--- begin Dataset excerpts ---
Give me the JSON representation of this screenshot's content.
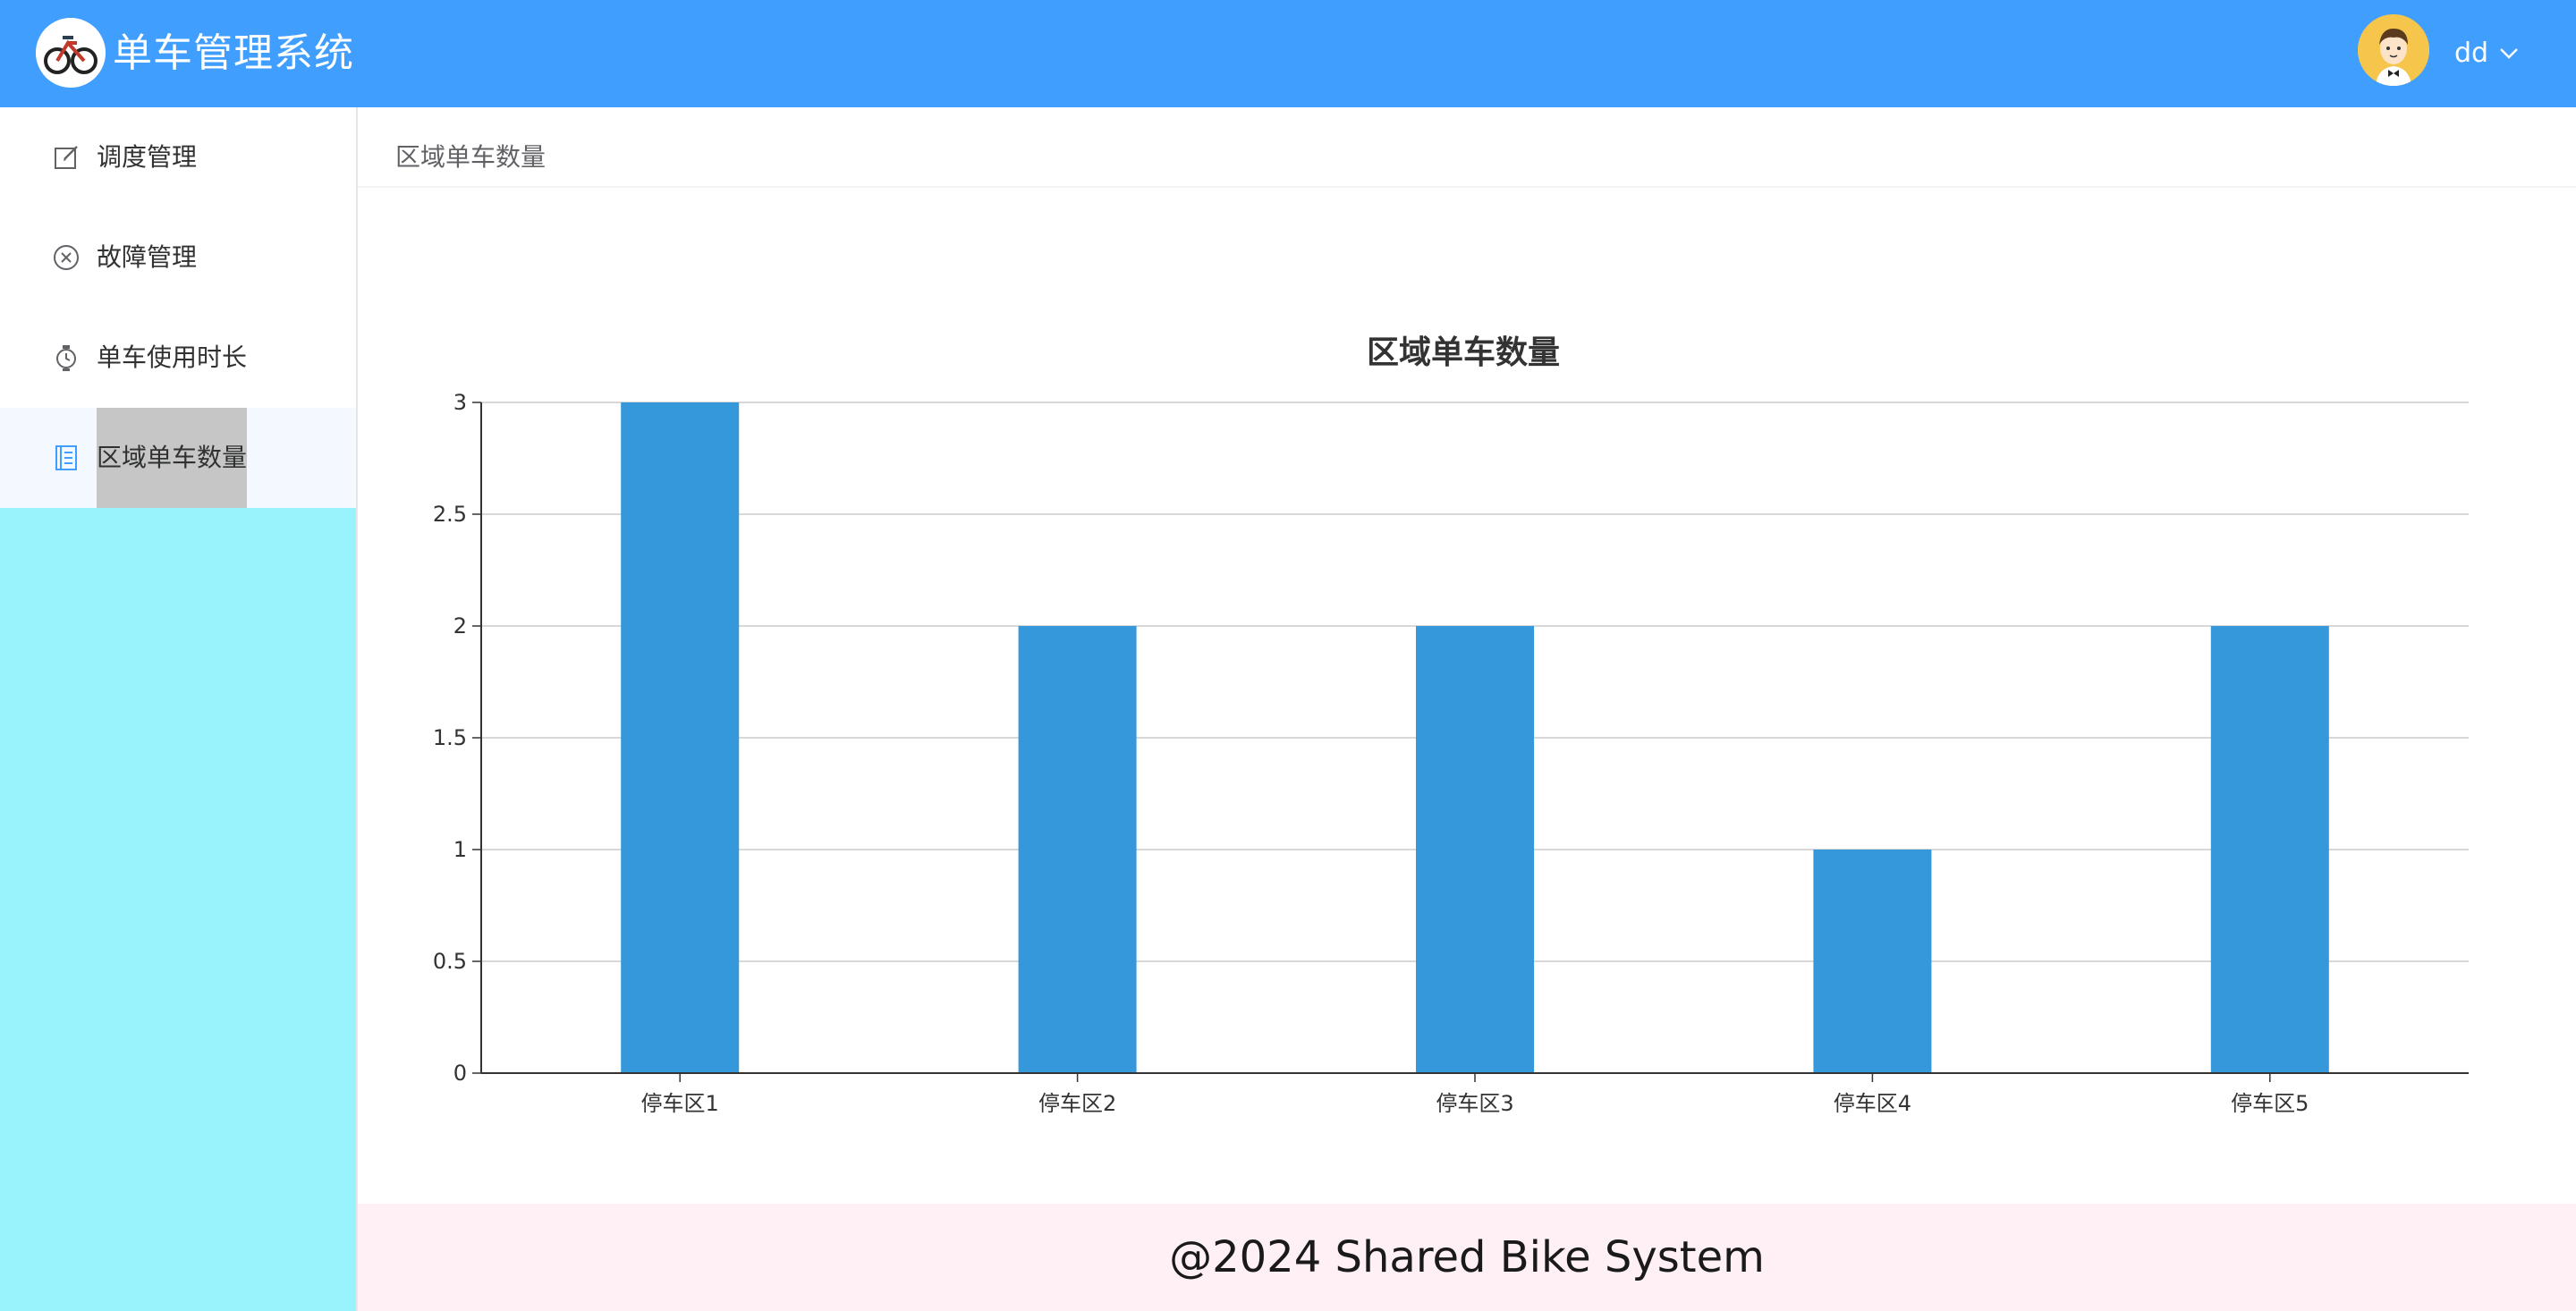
{
  "header": {
    "app_title": "单车管理系统",
    "logo_icon": "bike-logo-icon",
    "user": {
      "name": "dd",
      "avatar_icon": "user-avatar-icon",
      "dropdown_icon": "chevron-down-icon"
    }
  },
  "sidebar": {
    "items": [
      {
        "label": "调度管理",
        "icon": "edit-icon",
        "active": false
      },
      {
        "label": "故障管理",
        "icon": "circle-close-icon",
        "active": false
      },
      {
        "label": "单车使用时长",
        "icon": "watch-icon",
        "active": false
      },
      {
        "label": "区域单车数量",
        "icon": "notebook-icon",
        "active": true
      }
    ]
  },
  "main": {
    "breadcrumb": "区域单车数量"
  },
  "colors": {
    "header_bg": "#409eff",
    "sidebar_bg": "#99f3fd",
    "bar": "#3498db",
    "footer_bg": "#fff0f5",
    "active_icon": "#409eff"
  },
  "chart_data": {
    "type": "bar",
    "title": "区域单车数量",
    "categories": [
      "停车区1",
      "停车区2",
      "停车区3",
      "停车区4",
      "停车区5"
    ],
    "values": [
      3,
      2,
      2,
      1,
      2
    ],
    "yticks": [
      "0",
      "0.5",
      "1",
      "1.5",
      "2",
      "2.5",
      "3"
    ],
    "ylim": [
      0,
      3
    ],
    "grid": true,
    "xlabel": "",
    "ylabel": ""
  },
  "footer": {
    "text": "@2024 Shared Bike System"
  }
}
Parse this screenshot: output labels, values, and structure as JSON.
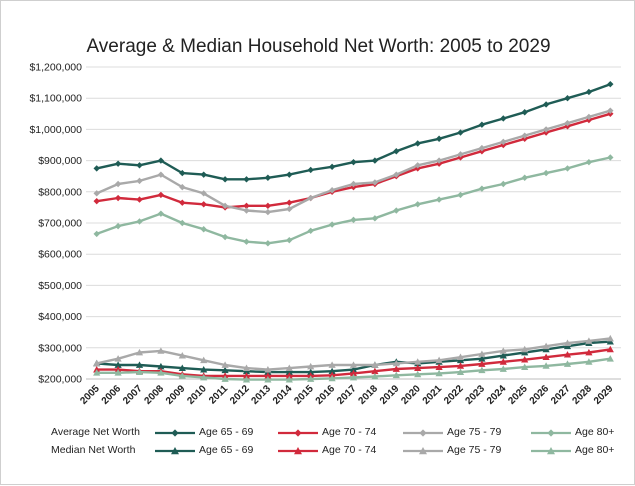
{
  "chart_data": {
    "type": "line",
    "title": "Average & Median Household Net Worth:  2005 to 2029",
    "x": [
      2005,
      2006,
      2007,
      2008,
      2009,
      2010,
      2011,
      2012,
      2013,
      2014,
      2015,
      2016,
      2017,
      2018,
      2019,
      2020,
      2021,
      2022,
      2023,
      2024,
      2025,
      2026,
      2027,
      2028,
      2029
    ],
    "ylim": [
      200000,
      1200000
    ],
    "y_ticks": [
      "$200,000",
      "$300,000",
      "$400,000",
      "$500,000",
      "$600,000",
      "$700,000",
      "$800,000",
      "$900,000",
      "$1,000,000",
      "$1,100,000",
      "$1,200,000"
    ],
    "grid": true,
    "legend_position": "bottom",
    "legend_rows": [
      "Average Net Worth",
      "Median Net Worth"
    ],
    "series": [
      {
        "name": "Age 65 - 69",
        "group": "Average Net Worth",
        "color": "#1f5c55",
        "marker": "diamond",
        "values": [
          875000,
          890000,
          885000,
          900000,
          860000,
          855000,
          840000,
          840000,
          845000,
          855000,
          870000,
          880000,
          895000,
          900000,
          930000,
          955000,
          970000,
          990000,
          1015000,
          1035000,
          1055000,
          1080000,
          1100000,
          1120000,
          1145000
        ]
      },
      {
        "name": "Age 70 - 74",
        "group": "Average Net Worth",
        "color": "#d12a3c",
        "marker": "diamond",
        "values": [
          770000,
          780000,
          775000,
          790000,
          765000,
          760000,
          750000,
          755000,
          755000,
          765000,
          780000,
          800000,
          815000,
          825000,
          850000,
          875000,
          890000,
          910000,
          930000,
          950000,
          970000,
          990000,
          1010000,
          1030000,
          1050000
        ]
      },
      {
        "name": "Age 75 - 79",
        "group": "Average Net Worth",
        "color": "#a9a9a9",
        "marker": "diamond",
        "values": [
          795000,
          825000,
          835000,
          855000,
          815000,
          795000,
          755000,
          740000,
          735000,
          745000,
          780000,
          805000,
          825000,
          830000,
          855000,
          885000,
          900000,
          920000,
          940000,
          960000,
          980000,
          1000000,
          1020000,
          1040000,
          1060000
        ]
      },
      {
        "name": "Age 80+",
        "group": "Average Net Worth",
        "color": "#8fb8a0",
        "marker": "diamond",
        "values": [
          665000,
          690000,
          705000,
          730000,
          700000,
          680000,
          655000,
          640000,
          635000,
          645000,
          675000,
          695000,
          710000,
          715000,
          740000,
          760000,
          775000,
          790000,
          810000,
          825000,
          845000,
          860000,
          875000,
          895000,
          910000
        ]
      },
      {
        "name": "Age 65 - 69",
        "group": "Median Net Worth",
        "color": "#1f5c55",
        "marker": "triangle",
        "values": [
          250000,
          245000,
          245000,
          240000,
          235000,
          230000,
          228000,
          225000,
          222000,
          222000,
          222000,
          225000,
          230000,
          245000,
          255000,
          250000,
          255000,
          260000,
          265000,
          275000,
          285000,
          295000,
          305000,
          315000,
          320000
        ]
      },
      {
        "name": "Age 70 - 74",
        "group": "Median Net Worth",
        "color": "#d12a3c",
        "marker": "triangle",
        "values": [
          230000,
          230000,
          225000,
          225000,
          215000,
          210000,
          210000,
          210000,
          210000,
          210000,
          210000,
          212000,
          218000,
          225000,
          232000,
          235000,
          238000,
          242000,
          248000,
          255000,
          262000,
          270000,
          278000,
          285000,
          295000
        ]
      },
      {
        "name": "Age 75 - 79",
        "group": "Median Net Worth",
        "color": "#a9a9a9",
        "marker": "triangle",
        "values": [
          250000,
          265000,
          285000,
          290000,
          275000,
          260000,
          245000,
          235000,
          230000,
          235000,
          240000,
          245000,
          245000,
          245000,
          250000,
          255000,
          260000,
          270000,
          280000,
          290000,
          295000,
          305000,
          315000,
          322000,
          330000
        ]
      },
      {
        "name": "Age 80+",
        "group": "Median Net Worth",
        "color": "#8fb8a0",
        "marker": "triangle",
        "values": [
          220000,
          220000,
          222000,
          220000,
          210000,
          205000,
          200000,
          198000,
          198000,
          198000,
          200000,
          202000,
          205000,
          208000,
          212000,
          215000,
          218000,
          222000,
          228000,
          232000,
          238000,
          242000,
          248000,
          255000,
          265000
        ]
      }
    ]
  }
}
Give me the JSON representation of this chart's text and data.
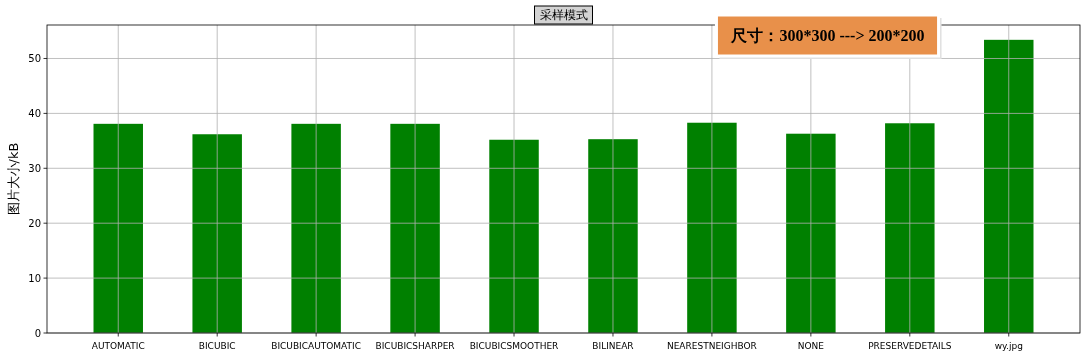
--- end Dataset excerpts ---
> **Prompt**
Restate the full listing verbatim and drop every picture.

> **Solution to this problem**
Give me the JSON representation of this screenshot's content.
{
  "header": {
    "app_title": "单车管理系统",
    "logo_icon": "bike-logo-icon",
    "user": {
      "name": "dd",
      "avatar_icon": "user-avatar-icon",
      "dropdown_icon": "chevron-down-icon"
    }
  },
  "sidebar": {
    "items": [
      {
        "label": "调度管理",
        "icon": "edit-icon",
        "active": false
      },
      {
        "label": "故障管理",
        "icon": "circle-close-icon",
        "active": false
      },
      {
        "label": "单车使用时长",
        "icon": "watch-icon",
        "active": false
      },
      {
        "label": "区域单车数量",
        "icon": "notebook-icon",
        "active": true
      }
    ]
  },
  "main": {
    "breadcrumb": "区域单车数量"
  },
  "colors": {
    "header_bg": "#409eff",
    "sidebar_bg": "#99f3fd",
    "bar": "#3498db",
    "footer_bg": "#fff0f5",
    "active_icon": "#409eff"
  },
  "chart_data": {
    "type": "bar",
    "title": "区域单车数量",
    "categories": [
      "停车区1",
      "停车区2",
      "停车区3",
      "停车区4",
      "停车区5"
    ],
    "values": [
      3,
      2,
      2,
      1,
      2
    ],
    "yticks": [
      "0",
      "0.5",
      "1",
      "1.5",
      "2",
      "2.5",
      "3"
    ],
    "ylim": [
      0,
      3
    ],
    "grid": true,
    "xlabel": "",
    "ylabel": ""
  },
  "footer": {
    "text": "@2024 Shared Bike System"
  }
}
Parse this screenshot: output labels, values, and structure as JSON.
{
  "chart_data": {
    "type": "line",
    "title": "Average & Median Household Net Worth:  2005 to 2029",
    "x": [
      2005,
      2006,
      2007,
      2008,
      2009,
      2010,
      2011,
      2012,
      2013,
      2014,
      2015,
      2016,
      2017,
      2018,
      2019,
      2020,
      2021,
      2022,
      2023,
      2024,
      2025,
      2026,
      2027,
      2028,
      2029
    ],
    "ylim": [
      200000,
      1200000
    ],
    "y_ticks": [
      "$200,000",
      "$300,000",
      "$400,000",
      "$500,000",
      "$600,000",
      "$700,000",
      "$800,000",
      "$900,000",
      "$1,000,000",
      "$1,100,000",
      "$1,200,000"
    ],
    "grid": true,
    "legend_position": "bottom",
    "legend_rows": [
      "Average Net Worth",
      "Median Net Worth"
    ],
    "series": [
      {
        "name": "Age 65 - 69",
        "group": "Average Net Worth",
        "color": "#1f5c55",
        "marker": "diamond",
        "values": [
          875000,
          890000,
          885000,
          900000,
          860000,
          855000,
          840000,
          840000,
          845000,
          855000,
          870000,
          880000,
          895000,
          900000,
          930000,
          955000,
          970000,
          990000,
          1015000,
          1035000,
          1055000,
          1080000,
          1100000,
          1120000,
          1145000
        ]
      },
      {
        "name": "Age 70 - 74",
        "group": "Average Net Worth",
        "color": "#d12a3c",
        "marker": "diamond",
        "values": [
          770000,
          780000,
          775000,
          790000,
          765000,
          760000,
          750000,
          755000,
          755000,
          765000,
          780000,
          800000,
          815000,
          825000,
          850000,
          875000,
          890000,
          910000,
          930000,
          950000,
          970000,
          990000,
          1010000,
          1030000,
          1050000
        ]
      },
      {
        "name": "Age 75 - 79",
        "group": "Average Net Worth",
        "color": "#a9a9a9",
        "marker": "diamond",
        "values": [
          795000,
          825000,
          835000,
          855000,
          815000,
          795000,
          755000,
          740000,
          735000,
          745000,
          780000,
          805000,
          825000,
          830000,
          855000,
          885000,
          900000,
          920000,
          940000,
          960000,
          980000,
          1000000,
          1020000,
          1040000,
          1060000
        ]
      },
      {
        "name": "Age 80+",
        "group": "Average Net Worth",
        "color": "#8fb8a0",
        "marker": "diamond",
        "values": [
          665000,
          690000,
          705000,
          730000,
          700000,
          680000,
          655000,
          640000,
          635000,
          645000,
          675000,
          695000,
          710000,
          715000,
          740000,
          760000,
          775000,
          790000,
          810000,
          825000,
          845000,
          860000,
          875000,
          895000,
          910000
        ]
      },
      {
        "name": "Age 65 - 69",
        "group": "Median Net Worth",
        "color": "#1f5c55",
        "marker": "triangle",
        "values": [
          250000,
          245000,
          245000,
          240000,
          235000,
          230000,
          228000,
          225000,
          222000,
          222000,
          222000,
          225000,
          230000,
          245000,
          255000,
          250000,
          255000,
          260000,
          265000,
          275000,
          285000,
          295000,
          305000,
          315000,
          320000
        ]
      },
      {
        "name": "Age 70 - 74",
        "group": "Median Net Worth",
        "color": "#d12a3c",
        "marker": "triangle",
        "values": [
          230000,
          230000,
          225000,
          225000,
          215000,
          210000,
          210000,
          210000,
          210000,
          210000,
          210000,
          212000,
          218000,
          225000,
          232000,
          235000,
          238000,
          242000,
          248000,
          255000,
          262000,
          270000,
          278000,
          285000,
          295000
        ]
      },
      {
        "name": "Age 75 - 79",
        "group": "Median Net Worth",
        "color": "#a9a9a9",
        "marker": "triangle",
        "values": [
          250000,
          265000,
          285000,
          290000,
          275000,
          260000,
          245000,
          235000,
          230000,
          235000,
          240000,
          245000,
          245000,
          245000,
          250000,
          255000,
          260000,
          270000,
          280000,
          290000,
          295000,
          305000,
          315000,
          322000,
          330000
        ]
      },
      {
        "name": "Age 80+",
        "group": "Median Net Worth",
        "color": "#8fb8a0",
        "marker": "triangle",
        "values": [
          220000,
          220000,
          222000,
          220000,
          210000,
          205000,
          200000,
          198000,
          198000,
          198000,
          200000,
          202000,
          205000,
          208000,
          212000,
          215000,
          218000,
          222000,
          228000,
          232000,
          238000,
          242000,
          248000,
          255000,
          265000
        ]
      }
    ]
  }
}
Give me the JSON representation of this chart's text and data.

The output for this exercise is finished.